* [What you are asked to do]:
Please reproduce the listing below, switching every "interactable" for "clickable" and keeping everything else unchanged.

* [Exercise materials]:

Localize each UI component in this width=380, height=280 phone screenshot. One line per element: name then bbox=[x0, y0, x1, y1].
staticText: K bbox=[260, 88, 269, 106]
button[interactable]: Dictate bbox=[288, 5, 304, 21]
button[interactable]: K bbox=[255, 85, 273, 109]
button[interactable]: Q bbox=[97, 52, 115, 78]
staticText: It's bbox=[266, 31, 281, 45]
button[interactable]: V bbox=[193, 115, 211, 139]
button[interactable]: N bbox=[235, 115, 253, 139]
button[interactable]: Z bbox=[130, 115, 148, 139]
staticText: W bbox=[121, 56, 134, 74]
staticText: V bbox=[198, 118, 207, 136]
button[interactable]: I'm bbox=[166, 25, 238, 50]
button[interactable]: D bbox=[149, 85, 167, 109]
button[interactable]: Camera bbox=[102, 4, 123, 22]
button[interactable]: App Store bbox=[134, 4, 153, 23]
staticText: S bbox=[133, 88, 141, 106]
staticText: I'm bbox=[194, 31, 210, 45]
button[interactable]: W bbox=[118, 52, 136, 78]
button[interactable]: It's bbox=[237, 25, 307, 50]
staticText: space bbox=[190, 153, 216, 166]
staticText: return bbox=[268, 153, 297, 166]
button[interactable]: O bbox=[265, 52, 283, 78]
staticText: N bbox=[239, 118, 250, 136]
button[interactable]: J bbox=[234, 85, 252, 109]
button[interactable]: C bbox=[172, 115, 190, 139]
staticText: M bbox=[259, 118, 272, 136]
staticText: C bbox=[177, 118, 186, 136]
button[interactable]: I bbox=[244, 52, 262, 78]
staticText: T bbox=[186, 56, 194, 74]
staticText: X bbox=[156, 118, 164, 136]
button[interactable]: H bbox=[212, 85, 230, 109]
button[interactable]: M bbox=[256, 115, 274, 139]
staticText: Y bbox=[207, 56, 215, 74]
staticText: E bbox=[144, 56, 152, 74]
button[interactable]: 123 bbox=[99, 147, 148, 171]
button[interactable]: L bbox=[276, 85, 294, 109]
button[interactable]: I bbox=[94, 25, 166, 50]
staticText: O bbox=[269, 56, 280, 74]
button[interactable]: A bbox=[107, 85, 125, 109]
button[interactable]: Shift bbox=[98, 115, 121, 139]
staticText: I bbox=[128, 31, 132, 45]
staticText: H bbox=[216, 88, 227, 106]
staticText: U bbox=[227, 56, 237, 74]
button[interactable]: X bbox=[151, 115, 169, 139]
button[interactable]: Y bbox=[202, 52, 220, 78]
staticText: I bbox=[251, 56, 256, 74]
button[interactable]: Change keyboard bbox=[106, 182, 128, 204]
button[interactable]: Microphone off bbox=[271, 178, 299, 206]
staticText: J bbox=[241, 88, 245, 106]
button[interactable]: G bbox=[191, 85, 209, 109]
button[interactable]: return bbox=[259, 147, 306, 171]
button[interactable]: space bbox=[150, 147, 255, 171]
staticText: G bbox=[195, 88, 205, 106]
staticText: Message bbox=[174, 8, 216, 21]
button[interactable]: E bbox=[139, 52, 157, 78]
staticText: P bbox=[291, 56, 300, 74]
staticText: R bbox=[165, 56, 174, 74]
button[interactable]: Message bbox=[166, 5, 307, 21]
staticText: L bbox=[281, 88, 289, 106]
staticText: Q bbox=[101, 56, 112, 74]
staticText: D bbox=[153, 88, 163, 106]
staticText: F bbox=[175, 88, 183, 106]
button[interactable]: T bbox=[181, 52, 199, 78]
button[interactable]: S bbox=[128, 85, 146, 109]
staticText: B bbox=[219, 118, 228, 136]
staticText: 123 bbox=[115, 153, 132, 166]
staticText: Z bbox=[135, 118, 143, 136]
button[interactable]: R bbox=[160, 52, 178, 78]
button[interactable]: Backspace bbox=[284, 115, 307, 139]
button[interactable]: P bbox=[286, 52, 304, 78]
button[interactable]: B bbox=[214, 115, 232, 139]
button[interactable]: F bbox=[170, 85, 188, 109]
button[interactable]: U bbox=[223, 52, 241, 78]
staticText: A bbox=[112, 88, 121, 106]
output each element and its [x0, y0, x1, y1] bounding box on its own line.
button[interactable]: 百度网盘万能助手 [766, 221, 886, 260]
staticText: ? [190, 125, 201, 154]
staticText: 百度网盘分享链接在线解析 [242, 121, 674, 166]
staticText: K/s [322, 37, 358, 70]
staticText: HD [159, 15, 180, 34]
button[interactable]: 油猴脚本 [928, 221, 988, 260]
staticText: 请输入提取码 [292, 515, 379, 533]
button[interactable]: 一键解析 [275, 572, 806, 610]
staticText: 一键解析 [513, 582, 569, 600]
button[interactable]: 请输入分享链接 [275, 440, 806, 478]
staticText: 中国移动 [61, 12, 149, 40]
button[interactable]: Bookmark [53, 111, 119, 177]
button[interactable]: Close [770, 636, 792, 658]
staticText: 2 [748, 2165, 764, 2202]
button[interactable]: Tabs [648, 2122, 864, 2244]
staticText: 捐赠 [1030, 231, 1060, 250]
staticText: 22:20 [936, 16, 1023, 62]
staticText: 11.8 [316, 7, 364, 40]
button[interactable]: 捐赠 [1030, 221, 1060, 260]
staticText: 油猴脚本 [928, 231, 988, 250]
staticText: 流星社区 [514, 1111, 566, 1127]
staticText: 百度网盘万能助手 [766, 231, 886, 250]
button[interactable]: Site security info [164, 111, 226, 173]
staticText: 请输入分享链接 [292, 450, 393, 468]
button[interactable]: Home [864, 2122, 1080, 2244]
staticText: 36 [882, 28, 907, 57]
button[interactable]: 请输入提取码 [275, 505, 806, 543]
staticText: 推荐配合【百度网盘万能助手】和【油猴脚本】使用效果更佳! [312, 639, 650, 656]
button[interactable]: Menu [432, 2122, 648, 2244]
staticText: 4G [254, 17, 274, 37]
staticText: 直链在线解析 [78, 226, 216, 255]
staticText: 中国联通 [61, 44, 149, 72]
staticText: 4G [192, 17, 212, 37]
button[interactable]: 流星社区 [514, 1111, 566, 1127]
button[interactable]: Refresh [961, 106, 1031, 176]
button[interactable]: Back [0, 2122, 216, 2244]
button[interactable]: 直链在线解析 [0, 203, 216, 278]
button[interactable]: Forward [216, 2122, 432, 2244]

* [Solution for this task]:
Localize each UI component in this width=380, height=280 phone screenshot. One line per element: name then bbox=[x0, y0, x1, y1].
staticText: K bbox=[260, 88, 269, 106]
button[clickable]: Dictate bbox=[288, 5, 304, 21]
button[clickable]: K bbox=[255, 85, 273, 109]
button[clickable]: Q bbox=[97, 52, 115, 78]
staticText: It's bbox=[266, 31, 281, 45]
button[clickable]: V bbox=[193, 115, 211, 139]
button[clickable]: N bbox=[235, 115, 253, 139]
button[clickable]: Z bbox=[130, 115, 148, 139]
staticText: W bbox=[121, 56, 134, 74]
staticText: V bbox=[198, 118, 207, 136]
button[clickable]: I'm bbox=[166, 25, 238, 50]
button[clickable]: D bbox=[149, 85, 167, 109]
button[clickable]: Camera bbox=[102, 4, 123, 22]
button[clickable]: App Store bbox=[134, 4, 153, 23]
staticText: S bbox=[133, 88, 141, 106]
staticText: I'm bbox=[194, 31, 210, 45]
button[clickable]: W bbox=[118, 52, 136, 78]
button[clickable]: It's bbox=[237, 25, 307, 50]
staticText: space bbox=[190, 153, 216, 166]
staticText: return bbox=[268, 153, 297, 166]
button[clickable]: O bbox=[265, 52, 283, 78]
staticText: N bbox=[239, 118, 250, 136]
button[clickable]: J bbox=[234, 85, 252, 109]
button[clickable]: C bbox=[172, 115, 190, 139]
staticText: M bbox=[259, 118, 272, 136]
staticText: C bbox=[177, 118, 186, 136]
button[clickable]: I bbox=[244, 52, 262, 78]
staticText: T bbox=[186, 56, 194, 74]
staticText: X bbox=[156, 118, 164, 136]
button[clickable]: H bbox=[212, 85, 230, 109]
button[clickable]: M bbox=[256, 115, 274, 139]
staticText: Y bbox=[207, 56, 215, 74]
staticText: E bbox=[144, 56, 152, 74]
button[clickable]: 123 bbox=[99, 147, 148, 171]
button[clickable]: L bbox=[276, 85, 294, 109]
button[clickable]: I bbox=[94, 25, 166, 50]
staticText: O bbox=[269, 56, 280, 74]
button[clickable]: A bbox=[107, 85, 125, 109]
button[clickable]: Shift bbox=[98, 115, 121, 139]
staticText: I bbox=[128, 31, 132, 45]
staticText: H bbox=[216, 88, 227, 106]
staticText: U bbox=[227, 56, 237, 74]
button[clickable]: X bbox=[151, 115, 169, 139]
button[clickable]: Y bbox=[202, 52, 220, 78]
staticText: I bbox=[251, 56, 256, 74]
button[clickable]: Change keyboard bbox=[106, 182, 128, 204]
button[clickable]: Microphone off bbox=[271, 178, 299, 206]
staticText: J bbox=[241, 88, 245, 106]
button[clickable]: G bbox=[191, 85, 209, 109]
button[clickable]: return bbox=[259, 147, 306, 171]
button[clickable]: space bbox=[150, 147, 255, 171]
staticText: G bbox=[195, 88, 205, 106]
staticText: Message bbox=[174, 8, 216, 21]
button[clickable]: E bbox=[139, 52, 157, 78]
staticText: P bbox=[291, 56, 300, 74]
staticText: R bbox=[165, 56, 174, 74]
button[clickable]: Message bbox=[166, 5, 307, 21]
staticText: L bbox=[281, 88, 289, 106]
staticText: Q bbox=[101, 56, 112, 74]
staticText: D bbox=[153, 88, 163, 106]
staticText: F bbox=[175, 88, 183, 106]
button[clickable]: T bbox=[181, 52, 199, 78]
button[clickable]: S bbox=[128, 85, 146, 109]
staticText: B bbox=[219, 118, 228, 136]
staticText: 123 bbox=[115, 153, 132, 166]
staticText: Z bbox=[135, 118, 143, 136]
button[clickable]: R bbox=[160, 52, 178, 78]
button[clickable]: Backspace bbox=[284, 115, 307, 139]
button[clickable]: P bbox=[286, 52, 304, 78]
button[clickable]: B bbox=[214, 115, 232, 139]
button[clickable]: F bbox=[170, 85, 188, 109]
button[clickable]: U bbox=[223, 52, 241, 78]
staticText: A bbox=[112, 88, 121, 106]
output each element and its [x0, y0, x1, y1] bounding box on its own line.
button[clickable]: 百度网盘万能助手 [766, 221, 886, 260]
staticText: ? [190, 125, 201, 154]
staticText: 百度网盘分享链接在线解析 [242, 121, 674, 166]
staticText: K/s [322, 37, 358, 70]
staticText: HD [159, 15, 180, 34]
button[clickable]: 油猴脚本 [928, 221, 988, 260]
staticText: 请输入提取码 [292, 515, 379, 533]
button[clickable]: 一键解析 [275, 572, 806, 610]
staticText: 一键解析 [513, 582, 569, 600]
button[clickable]: 请输入分享链接 [275, 440, 806, 478]
staticText: 中国移动 [61, 12, 149, 40]
button[clickable]: Bookmark [53, 111, 119, 177]
button[clickable]: Close [770, 636, 792, 658]
staticText: 2 [748, 2165, 764, 2202]
button[clickable]: Tabs [648, 2122, 864, 2244]
staticText: 捐赠 [1030, 231, 1060, 250]
staticText: 22:20 [936, 16, 1023, 62]
staticText: 11.8 [316, 7, 364, 40]
button[clickable]: 捐赠 [1030, 221, 1060, 260]
staticText: 油猴脚本 [928, 231, 988, 250]
staticText: 流星社区 [514, 1111, 566, 1127]
staticText: 百度网盘万能助手 [766, 231, 886, 250]
button[clickable]: Site security info [164, 111, 226, 173]
staticText: 请输入分享链接 [292, 450, 393, 468]
button[clickable]: Home [864, 2122, 1080, 2244]
staticText: 36 [882, 28, 907, 57]
button[clickable]: 请输入提取码 [275, 505, 806, 543]
staticText: 推荐配合【百度网盘万能助手】和【油猴脚本】使用效果更佳! [312, 639, 650, 656]
button[clickable]: Menu [432, 2122, 648, 2244]
staticText: 4G [254, 17, 274, 37]
staticText: 直链在线解析 [78, 226, 216, 255]
staticText: 中国联通 [61, 44, 149, 72]
staticText: 4G [192, 17, 212, 37]
button[clickable]: 流星社区 [514, 1111, 566, 1127]
button[clickable]: Refresh [961, 106, 1031, 176]
button[clickable]: Back [0, 2122, 216, 2244]
button[clickable]: 直链在线解析 [0, 203, 216, 278]
button[clickable]: Forward [216, 2122, 432, 2244]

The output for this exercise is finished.